-- Begin --

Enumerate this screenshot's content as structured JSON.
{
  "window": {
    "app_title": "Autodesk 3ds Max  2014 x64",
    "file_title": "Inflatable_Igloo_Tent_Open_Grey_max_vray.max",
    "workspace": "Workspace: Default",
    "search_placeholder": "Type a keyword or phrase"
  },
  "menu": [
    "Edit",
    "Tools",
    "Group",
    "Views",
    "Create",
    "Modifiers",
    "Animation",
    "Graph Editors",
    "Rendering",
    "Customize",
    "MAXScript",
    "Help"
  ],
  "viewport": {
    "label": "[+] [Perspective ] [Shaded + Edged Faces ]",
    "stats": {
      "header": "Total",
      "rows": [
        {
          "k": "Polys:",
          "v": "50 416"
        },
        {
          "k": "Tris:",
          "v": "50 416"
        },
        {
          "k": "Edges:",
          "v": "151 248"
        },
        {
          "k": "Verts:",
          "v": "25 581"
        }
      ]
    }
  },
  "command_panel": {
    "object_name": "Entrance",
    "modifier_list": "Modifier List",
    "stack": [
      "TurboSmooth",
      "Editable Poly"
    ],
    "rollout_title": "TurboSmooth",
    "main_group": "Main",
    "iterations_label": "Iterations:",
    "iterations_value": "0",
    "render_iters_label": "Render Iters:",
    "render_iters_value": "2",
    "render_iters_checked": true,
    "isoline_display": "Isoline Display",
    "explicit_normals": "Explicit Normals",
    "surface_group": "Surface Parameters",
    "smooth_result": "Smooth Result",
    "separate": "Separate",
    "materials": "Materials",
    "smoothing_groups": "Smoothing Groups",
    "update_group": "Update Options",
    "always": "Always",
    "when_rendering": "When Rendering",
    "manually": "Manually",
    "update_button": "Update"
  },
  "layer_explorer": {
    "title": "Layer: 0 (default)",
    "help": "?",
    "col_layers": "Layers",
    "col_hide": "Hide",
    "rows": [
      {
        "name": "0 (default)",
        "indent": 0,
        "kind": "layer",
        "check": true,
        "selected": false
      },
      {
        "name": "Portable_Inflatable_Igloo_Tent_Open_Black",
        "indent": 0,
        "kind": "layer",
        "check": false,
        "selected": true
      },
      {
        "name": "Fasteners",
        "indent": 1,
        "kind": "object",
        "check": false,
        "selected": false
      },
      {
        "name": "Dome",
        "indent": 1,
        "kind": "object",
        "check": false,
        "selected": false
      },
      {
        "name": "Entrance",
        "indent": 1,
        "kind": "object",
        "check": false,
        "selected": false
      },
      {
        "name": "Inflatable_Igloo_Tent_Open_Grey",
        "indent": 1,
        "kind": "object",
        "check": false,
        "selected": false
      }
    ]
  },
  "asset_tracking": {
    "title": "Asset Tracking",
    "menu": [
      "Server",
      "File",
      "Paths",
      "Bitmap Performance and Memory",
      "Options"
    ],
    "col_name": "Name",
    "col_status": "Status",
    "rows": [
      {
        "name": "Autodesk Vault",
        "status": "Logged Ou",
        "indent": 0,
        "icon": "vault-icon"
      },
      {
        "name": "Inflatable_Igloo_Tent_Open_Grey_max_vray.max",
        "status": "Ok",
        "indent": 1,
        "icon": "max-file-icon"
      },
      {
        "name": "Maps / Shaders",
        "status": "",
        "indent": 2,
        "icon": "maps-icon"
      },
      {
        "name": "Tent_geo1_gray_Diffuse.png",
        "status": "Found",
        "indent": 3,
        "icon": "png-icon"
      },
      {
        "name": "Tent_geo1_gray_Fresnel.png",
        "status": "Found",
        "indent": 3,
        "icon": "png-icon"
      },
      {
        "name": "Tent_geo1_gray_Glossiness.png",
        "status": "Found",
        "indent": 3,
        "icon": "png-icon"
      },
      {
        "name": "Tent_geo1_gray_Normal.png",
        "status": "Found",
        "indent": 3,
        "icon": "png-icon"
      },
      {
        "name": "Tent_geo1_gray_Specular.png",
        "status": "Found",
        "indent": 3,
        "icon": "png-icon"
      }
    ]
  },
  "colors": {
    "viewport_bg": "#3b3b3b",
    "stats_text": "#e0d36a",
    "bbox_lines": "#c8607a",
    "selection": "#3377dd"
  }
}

-- End --

▸ **The exercise**: Each line of the listing above should be output exactly.

▸ **Solution**:
Enumerate this screenshot's content as structured JSON.
{
  "window": {
    "app_title": "Autodesk 3ds Max  2014 x64",
    "file_title": "Inflatable_Igloo_Tent_Open_Grey_max_vray.max",
    "workspace": "Workspace: Default",
    "search_placeholder": "Type a keyword or phrase"
  },
  "menu": [
    "Edit",
    "Tools",
    "Group",
    "Views",
    "Create",
    "Modifiers",
    "Animation",
    "Graph Editors",
    "Rendering",
    "Customize",
    "MAXScript",
    "Help"
  ],
  "viewport": {
    "label": "[+] [Perspective ] [Shaded + Edged Faces ]",
    "stats": {
      "header": "Total",
      "rows": [
        {
          "k": "Polys:",
          "v": "50 416"
        },
        {
          "k": "Tris:",
          "v": "50 416"
        },
        {
          "k": "Edges:",
          "v": "151 248"
        },
        {
          "k": "Verts:",
          "v": "25 581"
        }
      ]
    }
  },
  "command_panel": {
    "object_name": "Entrance",
    "modifier_list": "Modifier List",
    "stack": [
      "TurboSmooth",
      "Editable Poly"
    ],
    "rollout_title": "TurboSmooth",
    "main_group": "Main",
    "iterations_label": "Iterations:",
    "iterations_value": "0",
    "render_iters_label": "Render Iters:",
    "render_iters_value": "2",
    "render_iters_checked": true,
    "isoline_display": "Isoline Display",
    "explicit_normals": "Explicit Normals",
    "surface_group": "Surface Parameters",
    "smooth_result": "Smooth Result",
    "separate": "Separate",
    "materials": "Materials",
    "smoothing_groups": "Smoothing Groups",
    "update_group": "Update Options",
    "always": "Always",
    "when_rendering": "When Rendering",
    "manually": "Manually",
    "update_button": "Update"
  },
  "layer_explorer": {
    "title": "Layer: 0 (default)",
    "help": "?",
    "col_layers": "Layers",
    "col_hide": "Hide",
    "rows": [
      {
        "name": "0 (default)",
        "indent": 0,
        "kind": "layer",
        "check": true,
        "selected": false
      },
      {
        "name": "Portable_Inflatable_Igloo_Tent_Open_Black",
        "indent": 0,
        "kind": "layer",
        "check": false,
        "selected": true
      },
      {
        "name": "Fasteners",
        "indent": 1,
        "kind": "object",
        "check": false,
        "selected": false
      },
      {
        "name": "Dome",
        "indent": 1,
        "kind": "object",
        "check": false,
        "selected": false
      },
      {
        "name": "Entrance",
        "indent": 1,
        "kind": "object",
        "check": false,
        "selected": false
      },
      {
        "name": "Inflatable_Igloo_Tent_Open_Grey",
        "indent": 1,
        "kind": "object",
        "check": false,
        "selected": false
      }
    ]
  },
  "asset_tracking": {
    "title": "Asset Tracking",
    "menu": [
      "Server",
      "File",
      "Paths",
      "Bitmap Performance and Memory",
      "Options"
    ],
    "col_name": "Name",
    "col_status": "Status",
    "rows": [
      {
        "name": "Autodesk Vault",
        "status": "Logged Ou",
        "indent": 0,
        "icon": "vault-icon"
      },
      {
        "name": "Inflatable_Igloo_Tent_Open_Grey_max_vray.max",
        "status": "Ok",
        "indent": 1,
        "icon": "max-file-icon"
      },
      {
        "name": "Maps / Shaders",
        "status": "",
        "indent": 2,
        "icon": "maps-icon"
      },
      {
        "name": "Tent_geo1_gray_Diffuse.png",
        "status": "Found",
        "indent": 3,
        "icon": "png-icon"
      },
      {
        "name": "Tent_geo1_gray_Fresnel.png",
        "status": "Found",
        "indent": 3,
        "icon": "png-icon"
      },
      {
        "name": "Tent_geo1_gray_Glossiness.png",
        "status": "Found",
        "indent": 3,
        "icon": "png-icon"
      },
      {
        "name": "Tent_geo1_gray_Normal.png",
        "status": "Found",
        "indent": 3,
        "icon": "png-icon"
      },
      {
        "name": "Tent_geo1_gray_Specular.png",
        "status": "Found",
        "indent": 3,
        "icon": "png-icon"
      }
    ]
  },
  "colors": {
    "viewport_bg": "#3b3b3b",
    "stats_text": "#e0d36a",
    "bbox_lines": "#c8607a",
    "selection": "#3377dd"
  }
}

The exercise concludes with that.